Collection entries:
--------------------

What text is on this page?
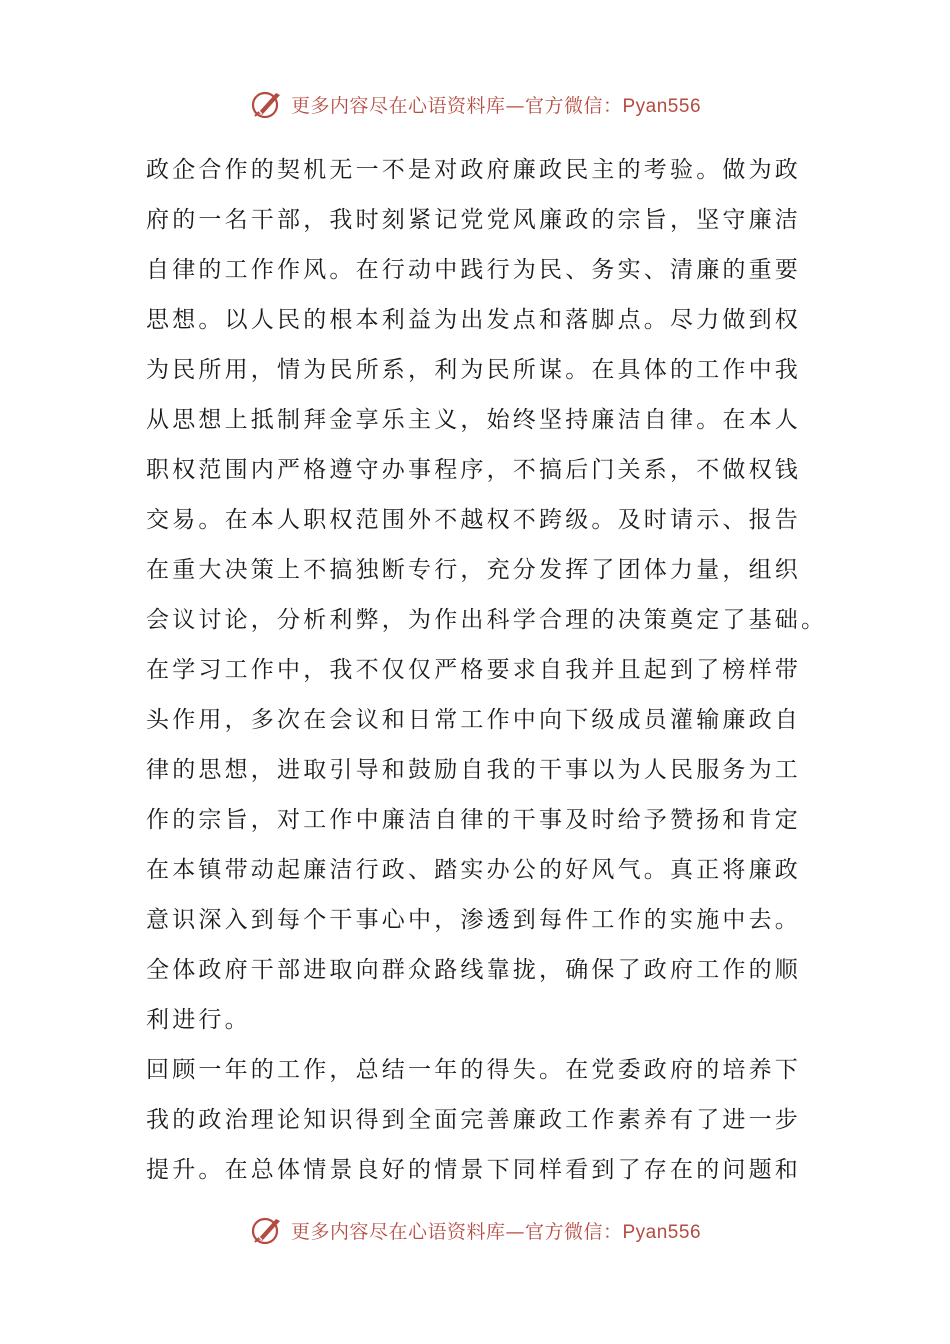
更多内容尽在心语资料库—官方微信：Pyan556
政企合作的契机无一不是对政府廉政民主的考验。做为政
府的一名干部，我时刻紧记党党风廉政的宗旨，坚守廉洁
自律的工作作风。在行动中践行为民、务实、清廉的重要
思想。以人民的根本利益为出发点和落脚点。尽力做到权
为民所用，情为民所系，利为民所谋。在具体的工作中我
从思想上抵制拜金享乐主义，始终坚持廉洁自律。在本人
职权范围内严格遵守办事程序，不搞后门关系，不做权钱
交易。在本人职权范围外不越权不跨级。及时请示、报告
在重大决策上不搞独断专行，充分发挥了团体力量，组织
会议讨论，分析利弊，为作出科学合理的决策奠定了基础。
在学习工作中，我不仅仅严格要求自我并且起到了榜样带
头作用，多次在会议和日常工作中向下级成员灌输廉政自
律的思想，进取引导和鼓励自我的干事以为人民服务为工
作的宗旨，对工作中廉洁自律的干事及时给予赞扬和肯定
在本镇带动起廉洁行政、踏实办公的好风气。真正将廉政
意识深入到每个干事心中，渗透到每件工作的实施中去。
全体政府干部进取向群众路线靠拢，确保了政府工作的顺
利进行。
回顾一年的工作，总结一年的得失。在党委政府的培养下
我的政治理论知识得到全面完善廉政工作素养有了进一步
提升。在总体情景良好的情景下同样看到了存在的问题和
更多内容尽在心语资料库—官方微信：Pyan556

--------------------

Exercise instructions: Verbatim reproduction of every record is required; images are left out.

Solution:
What text is on this page?
更多内容尽在心语资料库—官方微信：Pyan556
政企合作的契机无一不是对政府廉政民主的考验。做为政
府的一名干部，我时刻紧记党党风廉政的宗旨，坚守廉洁
自律的工作作风。在行动中践行为民、务实、清廉的重要
思想。以人民的根本利益为出发点和落脚点。尽力做到权
为民所用，情为民所系，利为民所谋。在具体的工作中我
从思想上抵制拜金享乐主义，始终坚持廉洁自律。在本人
职权范围内严格遵守办事程序，不搞后门关系，不做权钱
交易。在本人职权范围外不越权不跨级。及时请示、报告
在重大决策上不搞独断专行，充分发挥了团体力量，组织
会议讨论，分析利弊，为作出科学合理的决策奠定了基础。
在学习工作中，我不仅仅严格要求自我并且起到了榜样带
头作用，多次在会议和日常工作中向下级成员灌输廉政自
律的思想，进取引导和鼓励自我的干事以为人民服务为工
作的宗旨，对工作中廉洁自律的干事及时给予赞扬和肯定
在本镇带动起廉洁行政、踏实办公的好风气。真正将廉政
意识深入到每个干事心中，渗透到每件工作的实施中去。
全体政府干部进取向群众路线靠拢，确保了政府工作的顺
利进行。
回顾一年的工作，总结一年的得失。在党委政府的培养下
我的政治理论知识得到全面完善廉政工作素养有了进一步
提升。在总体情景良好的情景下同样看到了存在的问题和
更多内容尽在心语资料库—官方微信：Pyan556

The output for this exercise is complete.